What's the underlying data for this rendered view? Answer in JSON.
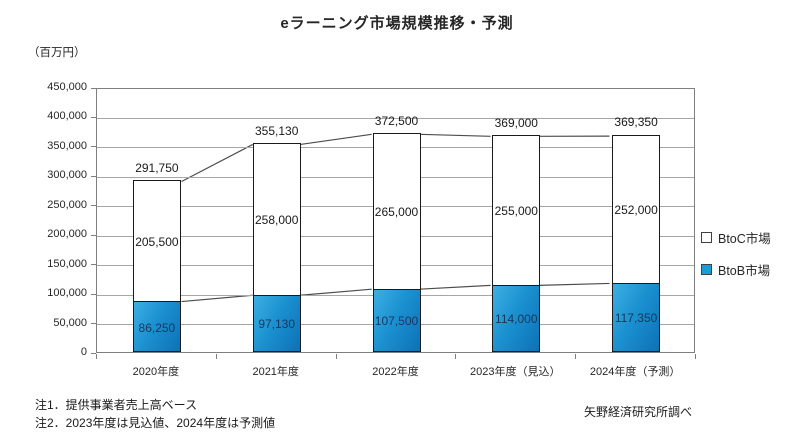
{
  "title": "eラーニング市場規模推移・予測",
  "unit_label": "（百万円）",
  "notes": [
    "注1．提供事業者売上高ベース",
    "注2．2023年度は見込値、2024年度は予測値"
  ],
  "source": "矢野経済研究所調べ",
  "colors": {
    "btob_fill_light": "#3DAFE3",
    "btob_fill_dark": "#0C72B8",
    "btob_legend": "#199CD8",
    "btoc_fill": "#FFFFFF",
    "bar_border": "#1a1a1a",
    "btob_label_text": "#17375E",
    "gridline": "#A6A6A6",
    "plot_border": "#7f7f7f"
  },
  "legend": [
    {
      "name": "btoc",
      "label": "BtoC市場",
      "fill": "#FFFFFF"
    },
    {
      "name": "btob",
      "label": "BtoB市場",
      "fill": "#199CD8"
    }
  ],
  "chart_data": {
    "type": "bar",
    "stacked": true,
    "title": "eラーニング市場規模推移・予測",
    "ylabel": "（百万円）",
    "categories": [
      "2020年度",
      "2021年度",
      "2022年度",
      "2023年度（見込）",
      "2024年度（予測）"
    ],
    "series": [
      {
        "name": "BtoB市場",
        "values": [
          86250,
          97130,
          107500,
          114000,
          117350
        ]
      },
      {
        "name": "BtoC市場",
        "values": [
          205500,
          258000,
          265000,
          255000,
          252000
        ]
      }
    ],
    "totals": [
      291750,
      355130,
      372500,
      369000,
      369350
    ],
    "ylim": [
      0,
      450000
    ],
    "ytick_step": 50000,
    "grid": true,
    "legend_position": "right",
    "series_lines": true
  }
}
◆ ◆ ◆ ◆
## Your instructions
Reproduce every line above as written, skipping pictures.

## Result for this exercise
What's the underlying data for this rendered view? Answer in JSON.
{
  "title": "eラーニング市場規模推移・予測",
  "unit_label": "（百万円）",
  "notes": [
    "注1．提供事業者売上高ベース",
    "注2．2023年度は見込値、2024年度は予測値"
  ],
  "source": "矢野経済研究所調べ",
  "colors": {
    "btob_fill_light": "#3DAFE3",
    "btob_fill_dark": "#0C72B8",
    "btob_legend": "#199CD8",
    "btoc_fill": "#FFFFFF",
    "bar_border": "#1a1a1a",
    "btob_label_text": "#17375E",
    "gridline": "#A6A6A6",
    "plot_border": "#7f7f7f"
  },
  "legend": [
    {
      "name": "btoc",
      "label": "BtoC市場",
      "fill": "#FFFFFF"
    },
    {
      "name": "btob",
      "label": "BtoB市場",
      "fill": "#199CD8"
    }
  ],
  "chart_data": {
    "type": "bar",
    "stacked": true,
    "title": "eラーニング市場規模推移・予測",
    "ylabel": "（百万円）",
    "categories": [
      "2020年度",
      "2021年度",
      "2022年度",
      "2023年度（見込）",
      "2024年度（予測）"
    ],
    "series": [
      {
        "name": "BtoB市場",
        "values": [
          86250,
          97130,
          107500,
          114000,
          117350
        ]
      },
      {
        "name": "BtoC市場",
        "values": [
          205500,
          258000,
          265000,
          255000,
          252000
        ]
      }
    ],
    "totals": [
      291750,
      355130,
      372500,
      369000,
      369350
    ],
    "ylim": [
      0,
      450000
    ],
    "ytick_step": 50000,
    "grid": true,
    "legend_position": "right",
    "series_lines": true
  }
}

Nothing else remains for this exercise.